## begin RECORDS SHOWN

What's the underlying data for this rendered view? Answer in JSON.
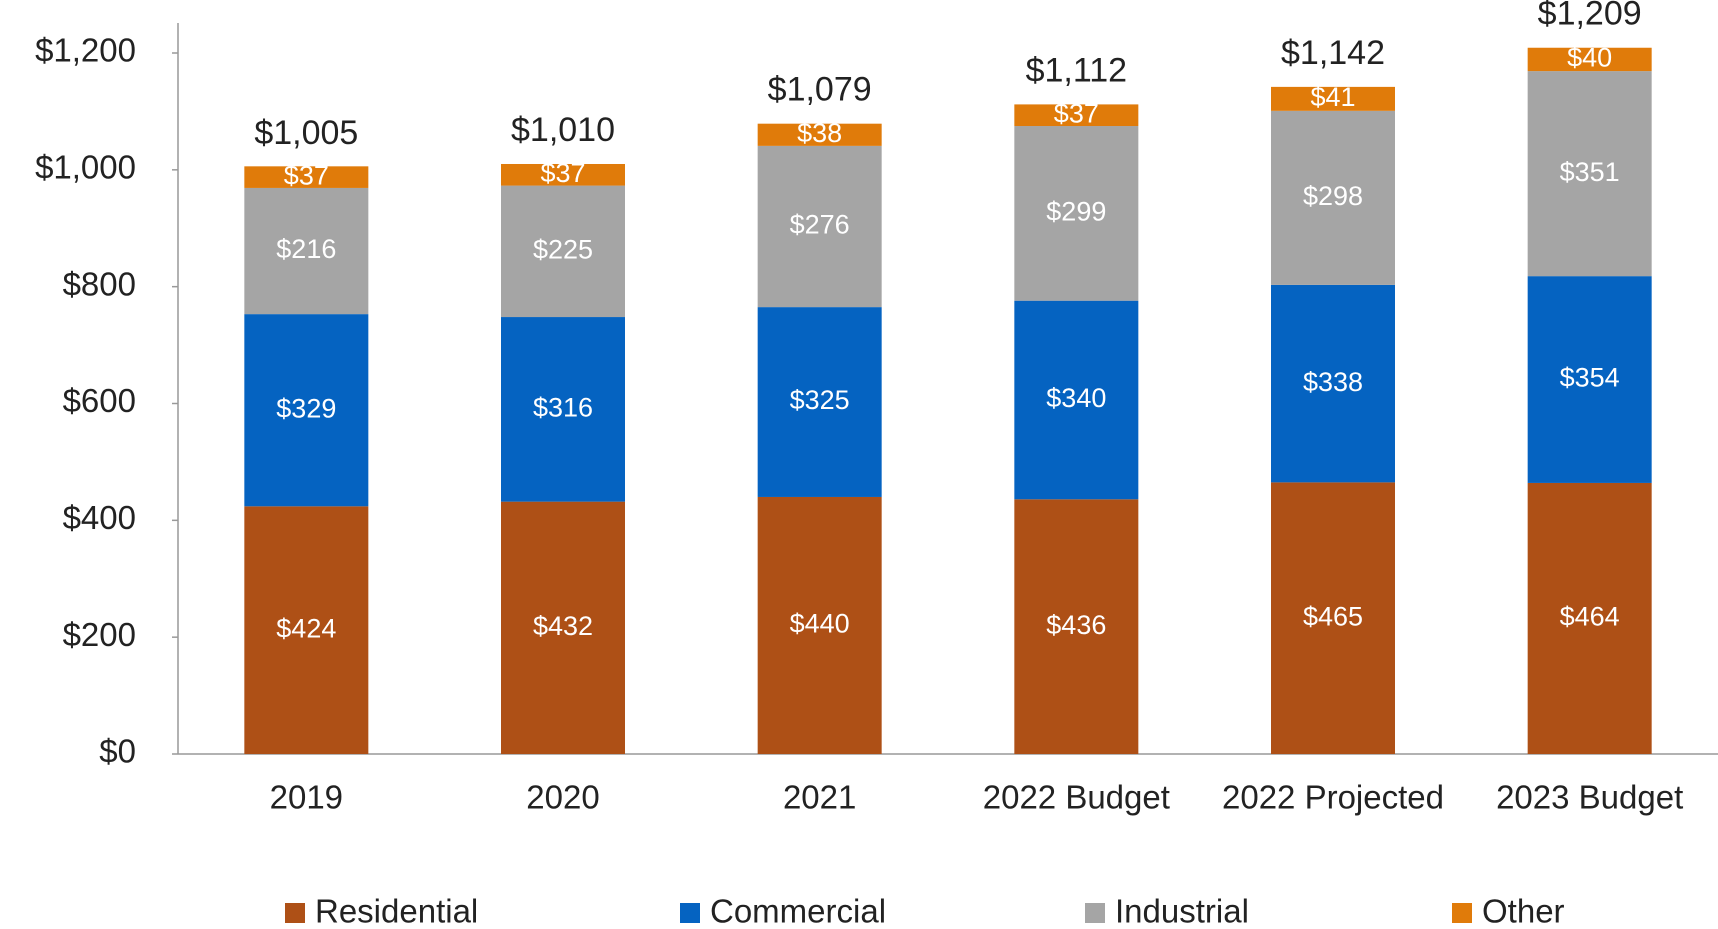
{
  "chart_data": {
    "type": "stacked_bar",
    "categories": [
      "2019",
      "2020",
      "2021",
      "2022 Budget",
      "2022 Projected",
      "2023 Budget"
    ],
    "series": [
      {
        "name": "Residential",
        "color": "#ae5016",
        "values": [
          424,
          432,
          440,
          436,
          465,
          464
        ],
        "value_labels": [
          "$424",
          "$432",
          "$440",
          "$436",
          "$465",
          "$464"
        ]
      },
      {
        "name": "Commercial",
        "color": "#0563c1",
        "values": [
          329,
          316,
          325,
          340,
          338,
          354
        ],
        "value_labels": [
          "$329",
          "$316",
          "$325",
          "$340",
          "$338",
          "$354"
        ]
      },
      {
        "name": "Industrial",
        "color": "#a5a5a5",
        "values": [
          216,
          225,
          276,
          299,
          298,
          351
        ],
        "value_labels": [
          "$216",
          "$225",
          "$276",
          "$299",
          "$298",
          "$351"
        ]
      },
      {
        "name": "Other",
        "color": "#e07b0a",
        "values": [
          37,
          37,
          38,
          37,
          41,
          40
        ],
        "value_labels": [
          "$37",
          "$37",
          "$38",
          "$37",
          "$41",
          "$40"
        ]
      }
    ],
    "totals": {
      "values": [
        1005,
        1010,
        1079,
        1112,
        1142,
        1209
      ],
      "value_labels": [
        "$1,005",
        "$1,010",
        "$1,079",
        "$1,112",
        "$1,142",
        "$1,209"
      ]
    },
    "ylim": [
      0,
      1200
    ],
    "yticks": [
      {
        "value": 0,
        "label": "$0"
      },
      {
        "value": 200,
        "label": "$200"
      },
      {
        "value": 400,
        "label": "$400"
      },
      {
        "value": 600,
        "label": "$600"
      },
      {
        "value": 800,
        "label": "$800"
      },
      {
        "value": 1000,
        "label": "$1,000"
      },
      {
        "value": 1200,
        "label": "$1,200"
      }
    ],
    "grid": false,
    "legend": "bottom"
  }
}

## end RECORDS SHOWN

• **REQUIREMENTS**: Your copy of the data should match it exactly, except that pictures are left out.

• **EXERCISE RESULT**:
What's the underlying data for this rendered view? Answer in JSON.
{
  "chart_data": {
    "type": "stacked_bar",
    "categories": [
      "2019",
      "2020",
      "2021",
      "2022 Budget",
      "2022 Projected",
      "2023 Budget"
    ],
    "series": [
      {
        "name": "Residential",
        "color": "#ae5016",
        "values": [
          424,
          432,
          440,
          436,
          465,
          464
        ],
        "value_labels": [
          "$424",
          "$432",
          "$440",
          "$436",
          "$465",
          "$464"
        ]
      },
      {
        "name": "Commercial",
        "color": "#0563c1",
        "values": [
          329,
          316,
          325,
          340,
          338,
          354
        ],
        "value_labels": [
          "$329",
          "$316",
          "$325",
          "$340",
          "$338",
          "$354"
        ]
      },
      {
        "name": "Industrial",
        "color": "#a5a5a5",
        "values": [
          216,
          225,
          276,
          299,
          298,
          351
        ],
        "value_labels": [
          "$216",
          "$225",
          "$276",
          "$299",
          "$298",
          "$351"
        ]
      },
      {
        "name": "Other",
        "color": "#e07b0a",
        "values": [
          37,
          37,
          38,
          37,
          41,
          40
        ],
        "value_labels": [
          "$37",
          "$37",
          "$38",
          "$37",
          "$41",
          "$40"
        ]
      }
    ],
    "totals": {
      "values": [
        1005,
        1010,
        1079,
        1112,
        1142,
        1209
      ],
      "value_labels": [
        "$1,005",
        "$1,010",
        "$1,079",
        "$1,112",
        "$1,142",
        "$1,209"
      ]
    },
    "ylim": [
      0,
      1200
    ],
    "yticks": [
      {
        "value": 0,
        "label": "$0"
      },
      {
        "value": 200,
        "label": "$200"
      },
      {
        "value": 400,
        "label": "$400"
      },
      {
        "value": 600,
        "label": "$600"
      },
      {
        "value": 800,
        "label": "$800"
      },
      {
        "value": 1000,
        "label": "$1,000"
      },
      {
        "value": 1200,
        "label": "$1,200"
      }
    ],
    "grid": false,
    "legend": "bottom"
  }
}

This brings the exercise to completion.